=== EXTRACTED RECORDS ===

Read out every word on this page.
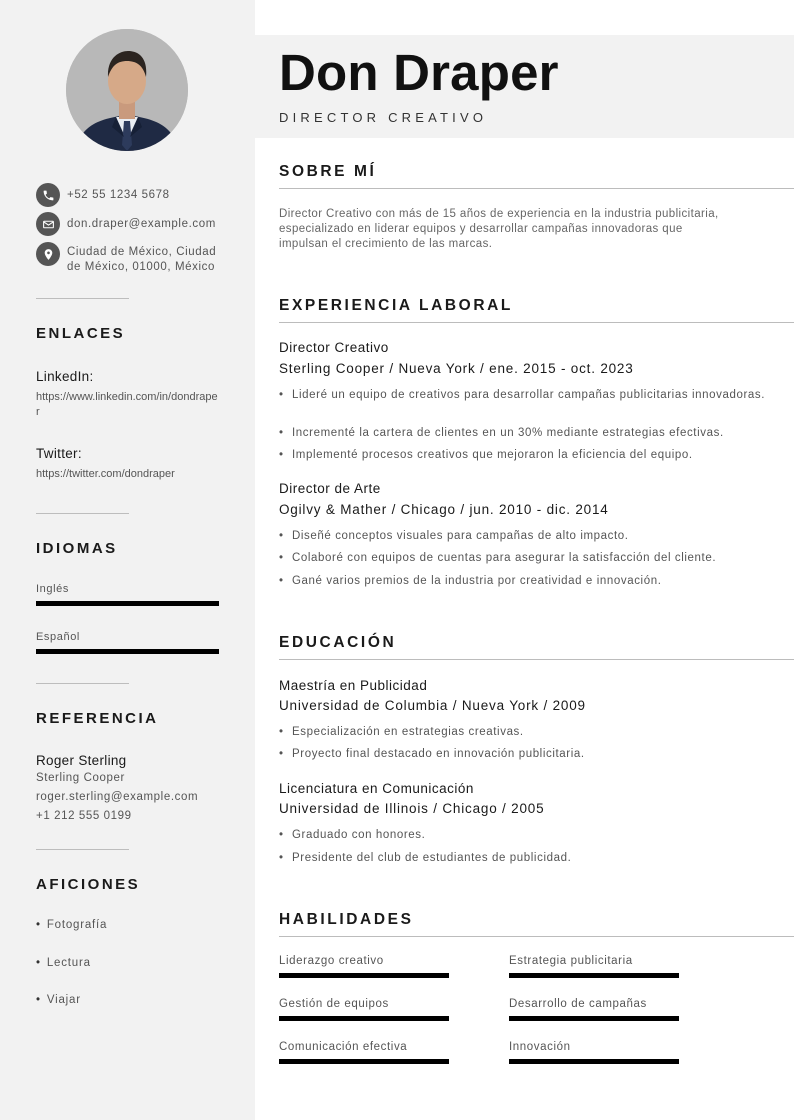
+52 55 1234 5678
don.draper@example.com
Ciudad de México, Ciudad
de México, 01000, México
ENLACES
LinkedIn:
https://www.linkedin.com/in/dondraper
Twitter:
https://twitter.com/dondraper
IDIOMAS
Inglés
Español
REFERENCIA
Roger Sterling
Sterling Cooper
roger.sterling@example.com
+1 212 555 0199
AFICIONES
• Fotografía
• Lectura
• Viajar
Don Draper
DIRECTOR CREATIVO
SOBRE MÍ
Director Creativo con más de 15 años de experiencia en la industria publicitaria, especializado en liderar equipos y desarrollar campañas innovadoras que impulsan el crecimiento de las marcas.
EXPERIENCIA LABORAL
Director Creativo
Sterling Cooper / Nueva York / ene. 2015 - oct. 2023
• Lideré un equipo de creativos para desarrollar campañas publicitarias innovadoras.
• Incrementé la cartera de clientes en un 30% mediante estrategias efectivas.
• Implementé procesos creativos que mejoraron la eficiencia del equipo.
Director de Arte
Ogilvy & Mather / Chicago / jun. 2010 - dic. 2014
• Diseñé conceptos visuales para campañas de alto impacto.
• Colaboré con equipos de cuentas para asegurar la satisfacción del cliente.
• Gané varios premios de la industria por creatividad e innovación.
EDUCACIÓN
Maestría en Publicidad
Universidad de Columbia / Nueva York / 2009
• Especialización en estrategias creativas.
• Proyecto final destacado en innovación publicitaria.
Licenciatura en Comunicación
Universidad de Illinois / Chicago / 2005
• Graduado con honores.
• Presidente del club de estudiantes de publicidad.
HABILIDADES
Liderazgo creativo	Estrategia publicitaria
Gestión de equipos	Desarrollo de campañas
Comunicación efectiva	Innovación
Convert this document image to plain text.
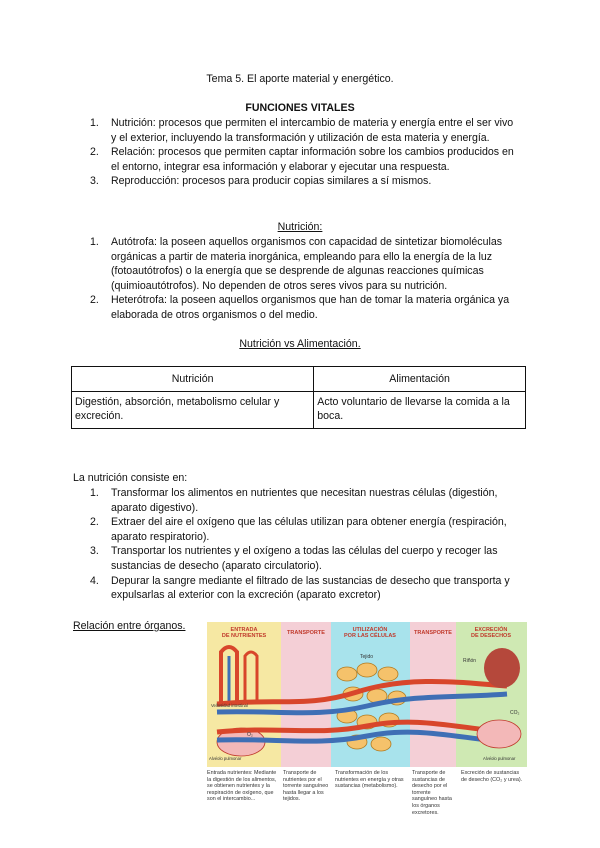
Tema 5. El aporte material y energético.
FUNCIONES VITALES
1. Nutrición: procesos que permiten el intercambio de materia y energía entre el ser vivo y el exterior, incluyendo la transformación y utilización de esta materia y energía.
2. Relación: procesos que permiten captar información sobre los cambios producidos en el entorno, integrar esa información y elaborar y ejecutar una respuesta.
3. Reproducción: procesos para producir copias similares a sí mismos.
Nutrición:
1. Autótrofa: la poseen aquellos organismos con capacidad de sintetizar biomoléculas orgánicas a partir de materia inorgánica, empleando para ello la energía de la luz (fotoautótrofos) o la energía que se desprende de algunas reacciones químicas (quimioautótrofos). No dependen de otros seres vivos para su nutrición.
2. Heterótrofa: la poseen aquellos organismos que han de tomar la materia orgánica ya elaborada de otros organismos o del medio.
Nutrición vs Alimentación.
Nutrición	Alimentación
Digestión, absorción, metabolismo celular y excreción.	Acto voluntario de llevarse la comida a la boca.
La nutrición consiste en:
1. Transformar los alimentos en nutrientes que necesitan nuestras células (digestión, aparato digestivo).
2. Extraer del aire el oxígeno que las células utilizan para obtener energía (respiración, aparato respiratorio).
3. Transportar los nutrientes y el oxígeno a todas las células del cuerpo y recoger las sustancias de desecho (aparato circulatorio).
4. Depurar la sangre mediante el filtrado de las sustancias de desecho que transporta y expulsarlas al exterior con la excreción (aparato excretor)
Relación entre órganos.	ENTRADA
DE NUTRIENTES	TRANSPORTE	UTILIZACIÓN
POR LAS CÉLULAS	TRANSPORTE	EXCRECIÓN
DE DESECHOS
Tejido
Riñón
CO₂
O₂
Vellosidad intestinal
Alvéolo pulmonar	Alvéolo pulmonar
Entrada nutrientes: Mediante la digestión de los alimentos, se obtienen nutrientes y la respiración de oxígeno, que son el intercambio...
Transporte de nutrientes por el torrente sanguíneo hasta llegar a los tejidos.
Transformación de los nutrientes en energía y otras sustancias (metabolismo).
Transporte de sustancias de desecho por el torrente sanguíneo hasta los órganos excretores.
Excreción de sustancias de desecho (CO₂ y urea).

===

*WHAT TO WORK ON:*
What is the number of lines in the data holding the word "innovadoras"? Reply with that number only.

*RESULT OF THIS EXERCISE:*
2